What the task requires: Each entry here needs to be set down again exactly, please; pictures are left out.

Data to process:
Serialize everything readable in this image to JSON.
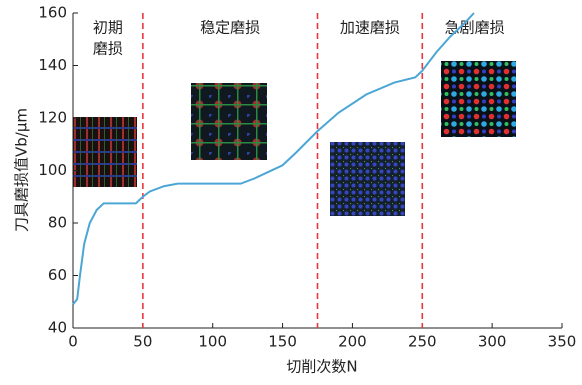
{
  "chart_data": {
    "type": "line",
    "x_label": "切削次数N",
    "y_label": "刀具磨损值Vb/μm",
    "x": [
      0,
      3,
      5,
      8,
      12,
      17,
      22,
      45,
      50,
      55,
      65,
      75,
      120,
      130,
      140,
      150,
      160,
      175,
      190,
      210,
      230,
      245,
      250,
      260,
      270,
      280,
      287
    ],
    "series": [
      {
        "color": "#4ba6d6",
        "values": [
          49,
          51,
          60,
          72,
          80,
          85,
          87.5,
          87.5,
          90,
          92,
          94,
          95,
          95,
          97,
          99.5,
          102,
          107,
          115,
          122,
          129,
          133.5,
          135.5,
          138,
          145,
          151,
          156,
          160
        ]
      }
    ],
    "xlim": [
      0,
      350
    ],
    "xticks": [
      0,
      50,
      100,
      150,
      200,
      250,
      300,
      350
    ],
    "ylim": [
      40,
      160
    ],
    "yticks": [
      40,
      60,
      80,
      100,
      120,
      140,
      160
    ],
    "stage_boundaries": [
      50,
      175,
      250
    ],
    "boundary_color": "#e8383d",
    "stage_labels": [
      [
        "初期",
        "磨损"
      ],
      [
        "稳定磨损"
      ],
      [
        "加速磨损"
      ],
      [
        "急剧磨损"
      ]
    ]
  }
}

Solution for this task:
Serialize everything readable in this image to JSON.
{
  "chart_data": {
    "type": "line",
    "x_label": "切削次数N",
    "y_label": "刀具磨损值Vb/μm",
    "x": [
      0,
      3,
      5,
      8,
      12,
      17,
      22,
      45,
      50,
      55,
      65,
      75,
      120,
      130,
      140,
      150,
      160,
      175,
      190,
      210,
      230,
      245,
      250,
      260,
      270,
      280,
      287
    ],
    "series": [
      {
        "color": "#4ba6d6",
        "values": [
          49,
          51,
          60,
          72,
          80,
          85,
          87.5,
          87.5,
          90,
          92,
          94,
          95,
          95,
          97,
          99.5,
          102,
          107,
          115,
          122,
          129,
          133.5,
          135.5,
          138,
          145,
          151,
          156,
          160
        ]
      }
    ],
    "xlim": [
      0,
      350
    ],
    "xticks": [
      0,
      50,
      100,
      150,
      200,
      250,
      300,
      350
    ],
    "ylim": [
      40,
      160
    ],
    "yticks": [
      40,
      60,
      80,
      100,
      120,
      140,
      160
    ],
    "stage_boundaries": [
      50,
      175,
      250
    ],
    "boundary_color": "#e8383d",
    "stage_labels": [
      [
        "初期",
        "磨损"
      ],
      [
        "稳定磨损"
      ],
      [
        "加速磨损"
      ],
      [
        "急剧磨损"
      ]
    ]
  }
}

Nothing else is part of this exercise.